## Saved entries

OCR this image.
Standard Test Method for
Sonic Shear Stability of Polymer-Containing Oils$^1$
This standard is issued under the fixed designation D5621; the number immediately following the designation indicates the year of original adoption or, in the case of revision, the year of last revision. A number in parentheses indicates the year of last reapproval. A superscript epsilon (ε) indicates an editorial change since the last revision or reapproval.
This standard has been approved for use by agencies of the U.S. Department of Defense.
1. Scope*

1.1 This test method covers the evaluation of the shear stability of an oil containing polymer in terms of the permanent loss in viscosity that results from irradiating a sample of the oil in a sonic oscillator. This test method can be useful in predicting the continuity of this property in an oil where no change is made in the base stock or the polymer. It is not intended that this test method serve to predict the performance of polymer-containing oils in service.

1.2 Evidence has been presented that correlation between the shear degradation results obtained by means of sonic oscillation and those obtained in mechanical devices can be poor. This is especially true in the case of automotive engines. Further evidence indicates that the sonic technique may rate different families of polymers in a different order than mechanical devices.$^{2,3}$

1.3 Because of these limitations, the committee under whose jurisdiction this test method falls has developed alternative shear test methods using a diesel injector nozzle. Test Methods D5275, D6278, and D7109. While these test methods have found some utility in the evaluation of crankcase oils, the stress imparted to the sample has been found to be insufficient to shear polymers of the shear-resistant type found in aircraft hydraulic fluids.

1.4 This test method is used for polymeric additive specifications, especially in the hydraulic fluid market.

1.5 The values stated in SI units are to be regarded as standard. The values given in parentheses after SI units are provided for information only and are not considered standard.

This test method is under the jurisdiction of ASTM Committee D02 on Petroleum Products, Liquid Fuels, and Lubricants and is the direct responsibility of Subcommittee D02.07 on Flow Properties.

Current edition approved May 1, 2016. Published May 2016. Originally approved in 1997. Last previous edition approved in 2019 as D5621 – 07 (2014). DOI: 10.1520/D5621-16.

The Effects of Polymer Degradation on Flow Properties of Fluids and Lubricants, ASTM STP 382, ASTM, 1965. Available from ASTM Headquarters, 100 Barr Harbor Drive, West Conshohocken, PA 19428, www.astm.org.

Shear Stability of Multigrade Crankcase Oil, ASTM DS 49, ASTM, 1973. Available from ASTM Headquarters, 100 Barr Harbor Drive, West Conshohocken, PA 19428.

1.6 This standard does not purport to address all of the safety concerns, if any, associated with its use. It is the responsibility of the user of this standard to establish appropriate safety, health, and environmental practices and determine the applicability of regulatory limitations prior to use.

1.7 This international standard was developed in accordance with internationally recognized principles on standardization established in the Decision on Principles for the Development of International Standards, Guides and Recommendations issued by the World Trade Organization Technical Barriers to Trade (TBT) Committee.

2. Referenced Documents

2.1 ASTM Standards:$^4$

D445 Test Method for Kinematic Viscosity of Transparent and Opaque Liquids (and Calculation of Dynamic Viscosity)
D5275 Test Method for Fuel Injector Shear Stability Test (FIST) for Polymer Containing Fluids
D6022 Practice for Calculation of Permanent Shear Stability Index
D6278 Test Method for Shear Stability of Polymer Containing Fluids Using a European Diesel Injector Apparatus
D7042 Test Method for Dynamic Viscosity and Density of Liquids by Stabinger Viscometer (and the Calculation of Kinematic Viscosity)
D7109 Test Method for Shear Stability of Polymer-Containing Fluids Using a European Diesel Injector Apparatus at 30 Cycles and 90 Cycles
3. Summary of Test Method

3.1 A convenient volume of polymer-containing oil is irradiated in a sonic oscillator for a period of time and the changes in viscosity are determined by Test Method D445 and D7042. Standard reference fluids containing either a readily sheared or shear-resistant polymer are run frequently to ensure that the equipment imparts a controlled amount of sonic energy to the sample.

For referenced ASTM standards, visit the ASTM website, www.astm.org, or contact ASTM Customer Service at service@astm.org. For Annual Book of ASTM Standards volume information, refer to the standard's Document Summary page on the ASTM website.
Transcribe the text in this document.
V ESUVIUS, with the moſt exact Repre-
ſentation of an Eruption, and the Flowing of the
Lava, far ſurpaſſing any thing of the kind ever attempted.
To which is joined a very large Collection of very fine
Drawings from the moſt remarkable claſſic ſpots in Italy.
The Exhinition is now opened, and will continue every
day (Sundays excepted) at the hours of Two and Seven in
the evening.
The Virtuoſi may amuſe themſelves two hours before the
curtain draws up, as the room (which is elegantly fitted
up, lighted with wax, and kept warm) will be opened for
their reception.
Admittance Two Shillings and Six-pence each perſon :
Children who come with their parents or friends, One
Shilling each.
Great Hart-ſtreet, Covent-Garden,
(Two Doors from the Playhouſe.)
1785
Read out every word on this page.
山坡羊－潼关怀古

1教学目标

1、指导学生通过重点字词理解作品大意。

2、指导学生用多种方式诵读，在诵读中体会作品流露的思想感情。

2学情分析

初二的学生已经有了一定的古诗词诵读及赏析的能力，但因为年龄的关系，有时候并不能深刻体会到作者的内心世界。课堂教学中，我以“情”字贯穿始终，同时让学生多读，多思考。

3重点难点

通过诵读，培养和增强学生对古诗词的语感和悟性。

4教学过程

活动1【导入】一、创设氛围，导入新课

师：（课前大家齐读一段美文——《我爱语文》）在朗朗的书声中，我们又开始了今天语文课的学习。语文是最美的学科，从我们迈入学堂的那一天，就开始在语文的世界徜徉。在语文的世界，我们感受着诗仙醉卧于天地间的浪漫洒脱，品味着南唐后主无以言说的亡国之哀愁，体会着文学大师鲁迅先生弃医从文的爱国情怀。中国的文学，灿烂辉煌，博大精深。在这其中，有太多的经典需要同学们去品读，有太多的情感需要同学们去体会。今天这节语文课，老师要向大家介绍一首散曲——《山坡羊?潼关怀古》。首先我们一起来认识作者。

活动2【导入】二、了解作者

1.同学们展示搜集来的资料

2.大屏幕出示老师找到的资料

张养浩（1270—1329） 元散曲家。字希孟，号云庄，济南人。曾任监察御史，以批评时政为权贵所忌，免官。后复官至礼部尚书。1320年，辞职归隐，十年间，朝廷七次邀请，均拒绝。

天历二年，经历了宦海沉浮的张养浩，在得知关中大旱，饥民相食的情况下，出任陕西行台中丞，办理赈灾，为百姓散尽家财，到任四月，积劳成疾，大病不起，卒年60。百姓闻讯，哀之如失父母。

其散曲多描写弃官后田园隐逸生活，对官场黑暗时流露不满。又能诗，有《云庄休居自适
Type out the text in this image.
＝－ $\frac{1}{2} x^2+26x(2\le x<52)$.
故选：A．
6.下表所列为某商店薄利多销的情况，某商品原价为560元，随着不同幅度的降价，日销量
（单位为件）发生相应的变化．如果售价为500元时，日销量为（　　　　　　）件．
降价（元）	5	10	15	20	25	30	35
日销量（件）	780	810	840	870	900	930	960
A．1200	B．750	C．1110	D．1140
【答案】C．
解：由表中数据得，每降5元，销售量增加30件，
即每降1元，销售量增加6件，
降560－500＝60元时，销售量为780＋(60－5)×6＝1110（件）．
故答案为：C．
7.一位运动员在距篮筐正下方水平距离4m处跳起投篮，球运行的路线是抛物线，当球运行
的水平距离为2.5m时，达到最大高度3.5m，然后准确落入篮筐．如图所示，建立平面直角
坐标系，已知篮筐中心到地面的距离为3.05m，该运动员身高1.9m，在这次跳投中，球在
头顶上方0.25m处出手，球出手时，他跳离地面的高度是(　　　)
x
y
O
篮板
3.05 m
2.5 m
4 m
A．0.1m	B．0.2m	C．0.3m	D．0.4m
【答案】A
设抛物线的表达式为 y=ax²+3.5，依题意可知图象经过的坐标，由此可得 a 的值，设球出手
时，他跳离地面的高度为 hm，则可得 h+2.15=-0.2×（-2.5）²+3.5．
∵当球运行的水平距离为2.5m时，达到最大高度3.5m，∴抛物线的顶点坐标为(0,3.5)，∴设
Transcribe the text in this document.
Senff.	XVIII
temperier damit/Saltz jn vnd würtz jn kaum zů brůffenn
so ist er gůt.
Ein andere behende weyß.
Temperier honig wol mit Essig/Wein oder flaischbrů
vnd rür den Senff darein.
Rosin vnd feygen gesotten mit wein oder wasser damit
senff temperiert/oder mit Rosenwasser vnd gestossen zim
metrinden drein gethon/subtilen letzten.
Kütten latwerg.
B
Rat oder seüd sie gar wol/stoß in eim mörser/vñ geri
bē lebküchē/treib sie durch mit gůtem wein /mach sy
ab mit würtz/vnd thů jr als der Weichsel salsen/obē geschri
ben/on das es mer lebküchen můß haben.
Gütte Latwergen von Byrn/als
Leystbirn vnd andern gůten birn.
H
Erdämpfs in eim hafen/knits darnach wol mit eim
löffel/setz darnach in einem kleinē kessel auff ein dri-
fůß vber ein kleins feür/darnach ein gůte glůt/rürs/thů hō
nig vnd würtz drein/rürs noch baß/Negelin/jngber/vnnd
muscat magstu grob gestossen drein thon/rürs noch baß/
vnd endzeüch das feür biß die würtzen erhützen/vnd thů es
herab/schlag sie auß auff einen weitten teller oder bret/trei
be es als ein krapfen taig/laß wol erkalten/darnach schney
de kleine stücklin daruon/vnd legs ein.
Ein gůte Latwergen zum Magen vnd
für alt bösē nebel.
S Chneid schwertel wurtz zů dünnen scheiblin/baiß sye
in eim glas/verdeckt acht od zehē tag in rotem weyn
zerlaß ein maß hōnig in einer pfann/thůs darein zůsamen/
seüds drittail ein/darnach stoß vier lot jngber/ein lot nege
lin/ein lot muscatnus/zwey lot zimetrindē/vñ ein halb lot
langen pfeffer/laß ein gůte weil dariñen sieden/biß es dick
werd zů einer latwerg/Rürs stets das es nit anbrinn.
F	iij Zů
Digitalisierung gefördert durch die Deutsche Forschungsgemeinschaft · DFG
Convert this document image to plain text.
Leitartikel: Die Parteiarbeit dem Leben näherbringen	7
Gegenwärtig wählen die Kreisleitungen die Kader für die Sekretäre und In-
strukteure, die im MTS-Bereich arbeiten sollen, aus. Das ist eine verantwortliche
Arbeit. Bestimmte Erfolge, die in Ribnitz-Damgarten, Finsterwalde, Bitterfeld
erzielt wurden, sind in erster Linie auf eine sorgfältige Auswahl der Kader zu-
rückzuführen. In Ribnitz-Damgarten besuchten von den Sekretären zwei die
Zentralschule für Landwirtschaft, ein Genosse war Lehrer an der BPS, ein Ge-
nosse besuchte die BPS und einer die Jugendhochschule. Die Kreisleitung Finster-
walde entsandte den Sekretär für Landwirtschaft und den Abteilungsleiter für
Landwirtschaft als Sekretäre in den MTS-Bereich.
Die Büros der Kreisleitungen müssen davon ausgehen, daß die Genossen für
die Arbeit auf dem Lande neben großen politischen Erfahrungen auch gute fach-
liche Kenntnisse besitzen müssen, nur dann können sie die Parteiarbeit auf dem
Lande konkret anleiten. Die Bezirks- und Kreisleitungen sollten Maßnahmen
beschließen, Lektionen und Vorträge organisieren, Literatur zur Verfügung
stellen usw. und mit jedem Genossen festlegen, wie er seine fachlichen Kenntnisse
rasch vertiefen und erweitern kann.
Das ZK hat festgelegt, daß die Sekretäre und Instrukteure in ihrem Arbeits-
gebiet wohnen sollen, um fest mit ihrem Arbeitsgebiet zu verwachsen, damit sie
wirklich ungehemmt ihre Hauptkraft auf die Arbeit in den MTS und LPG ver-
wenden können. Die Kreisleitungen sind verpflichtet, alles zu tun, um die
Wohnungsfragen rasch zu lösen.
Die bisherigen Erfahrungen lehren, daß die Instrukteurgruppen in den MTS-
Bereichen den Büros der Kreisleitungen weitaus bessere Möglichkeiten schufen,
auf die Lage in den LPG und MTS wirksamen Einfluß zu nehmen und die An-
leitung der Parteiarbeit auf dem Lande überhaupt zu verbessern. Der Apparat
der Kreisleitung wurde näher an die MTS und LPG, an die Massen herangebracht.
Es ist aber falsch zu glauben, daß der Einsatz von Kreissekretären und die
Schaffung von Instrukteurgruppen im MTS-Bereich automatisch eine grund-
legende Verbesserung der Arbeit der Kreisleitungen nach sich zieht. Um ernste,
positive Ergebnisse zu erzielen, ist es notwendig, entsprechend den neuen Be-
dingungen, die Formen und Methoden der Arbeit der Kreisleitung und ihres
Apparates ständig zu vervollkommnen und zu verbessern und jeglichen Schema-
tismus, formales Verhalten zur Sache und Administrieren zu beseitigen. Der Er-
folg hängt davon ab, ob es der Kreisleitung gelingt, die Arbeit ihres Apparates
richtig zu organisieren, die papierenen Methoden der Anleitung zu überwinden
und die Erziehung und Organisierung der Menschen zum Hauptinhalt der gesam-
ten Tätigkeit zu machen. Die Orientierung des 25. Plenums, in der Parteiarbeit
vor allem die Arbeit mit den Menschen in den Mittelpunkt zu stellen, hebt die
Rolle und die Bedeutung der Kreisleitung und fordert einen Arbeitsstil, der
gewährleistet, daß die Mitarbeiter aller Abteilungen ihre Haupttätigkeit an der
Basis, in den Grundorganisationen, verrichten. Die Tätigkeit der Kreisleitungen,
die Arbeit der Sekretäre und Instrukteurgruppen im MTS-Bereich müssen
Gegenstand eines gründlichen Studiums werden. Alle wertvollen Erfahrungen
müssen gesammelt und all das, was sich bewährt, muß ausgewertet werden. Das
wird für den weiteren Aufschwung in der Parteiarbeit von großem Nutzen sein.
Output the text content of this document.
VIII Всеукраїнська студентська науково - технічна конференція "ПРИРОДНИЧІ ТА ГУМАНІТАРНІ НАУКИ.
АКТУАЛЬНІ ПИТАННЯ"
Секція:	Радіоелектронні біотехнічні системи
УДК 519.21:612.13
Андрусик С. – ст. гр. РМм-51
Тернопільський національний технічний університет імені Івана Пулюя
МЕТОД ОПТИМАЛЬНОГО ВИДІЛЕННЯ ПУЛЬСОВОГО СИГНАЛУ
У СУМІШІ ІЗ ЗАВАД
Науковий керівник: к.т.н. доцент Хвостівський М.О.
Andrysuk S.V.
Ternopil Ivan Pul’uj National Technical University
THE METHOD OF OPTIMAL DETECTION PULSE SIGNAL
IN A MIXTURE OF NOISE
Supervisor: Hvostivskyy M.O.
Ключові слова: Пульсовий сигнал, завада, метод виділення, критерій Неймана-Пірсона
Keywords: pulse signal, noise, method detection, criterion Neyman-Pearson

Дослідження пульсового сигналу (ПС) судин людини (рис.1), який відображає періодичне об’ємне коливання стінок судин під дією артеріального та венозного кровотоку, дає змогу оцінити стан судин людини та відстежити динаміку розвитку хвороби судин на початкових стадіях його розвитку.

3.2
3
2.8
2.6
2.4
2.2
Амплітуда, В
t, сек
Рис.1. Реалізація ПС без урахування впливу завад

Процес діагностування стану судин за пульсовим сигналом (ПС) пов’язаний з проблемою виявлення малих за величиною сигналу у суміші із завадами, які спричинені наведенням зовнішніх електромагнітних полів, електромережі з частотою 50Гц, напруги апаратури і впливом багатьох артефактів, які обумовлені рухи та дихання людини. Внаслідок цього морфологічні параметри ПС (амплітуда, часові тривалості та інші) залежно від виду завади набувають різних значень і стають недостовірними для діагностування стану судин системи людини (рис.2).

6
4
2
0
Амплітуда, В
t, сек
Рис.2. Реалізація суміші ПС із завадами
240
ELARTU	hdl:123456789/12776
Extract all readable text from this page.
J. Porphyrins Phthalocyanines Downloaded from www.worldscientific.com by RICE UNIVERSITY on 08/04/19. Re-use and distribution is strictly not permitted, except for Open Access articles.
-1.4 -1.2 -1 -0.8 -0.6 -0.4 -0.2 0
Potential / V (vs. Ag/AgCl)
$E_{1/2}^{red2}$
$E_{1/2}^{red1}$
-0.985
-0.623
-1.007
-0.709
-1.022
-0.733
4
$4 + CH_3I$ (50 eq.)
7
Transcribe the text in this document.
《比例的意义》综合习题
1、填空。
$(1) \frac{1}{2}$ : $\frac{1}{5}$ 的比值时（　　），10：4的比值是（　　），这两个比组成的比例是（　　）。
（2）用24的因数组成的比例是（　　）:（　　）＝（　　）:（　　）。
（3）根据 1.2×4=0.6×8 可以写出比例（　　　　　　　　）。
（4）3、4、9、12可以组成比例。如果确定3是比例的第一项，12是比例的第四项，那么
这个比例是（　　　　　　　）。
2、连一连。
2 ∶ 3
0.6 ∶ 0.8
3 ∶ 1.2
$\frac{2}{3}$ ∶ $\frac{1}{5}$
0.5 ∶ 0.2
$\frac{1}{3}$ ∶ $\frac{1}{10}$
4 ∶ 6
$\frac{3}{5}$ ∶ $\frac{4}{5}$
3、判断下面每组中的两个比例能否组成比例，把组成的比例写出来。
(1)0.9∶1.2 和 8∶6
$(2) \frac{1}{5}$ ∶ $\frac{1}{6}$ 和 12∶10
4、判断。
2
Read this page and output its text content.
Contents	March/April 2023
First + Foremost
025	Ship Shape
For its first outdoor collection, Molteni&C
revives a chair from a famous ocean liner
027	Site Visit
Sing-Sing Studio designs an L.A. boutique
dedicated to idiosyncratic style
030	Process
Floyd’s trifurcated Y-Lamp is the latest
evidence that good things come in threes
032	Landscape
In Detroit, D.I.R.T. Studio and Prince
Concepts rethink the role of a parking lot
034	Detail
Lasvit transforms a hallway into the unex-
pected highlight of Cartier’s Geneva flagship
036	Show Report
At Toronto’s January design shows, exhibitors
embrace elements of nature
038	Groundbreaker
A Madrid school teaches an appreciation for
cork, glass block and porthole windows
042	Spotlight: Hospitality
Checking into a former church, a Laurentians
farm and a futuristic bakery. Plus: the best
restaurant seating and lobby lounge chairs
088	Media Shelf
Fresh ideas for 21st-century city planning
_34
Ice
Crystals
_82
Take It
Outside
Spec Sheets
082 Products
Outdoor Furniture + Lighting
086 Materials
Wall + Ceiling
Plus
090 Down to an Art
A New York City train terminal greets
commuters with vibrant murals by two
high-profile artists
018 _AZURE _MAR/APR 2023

## WHAT THE TASK ASKS
From the listing above, find the number of lines with the word "durch" in them. Answer with the number only.

## PROBLEM SOLUTION
2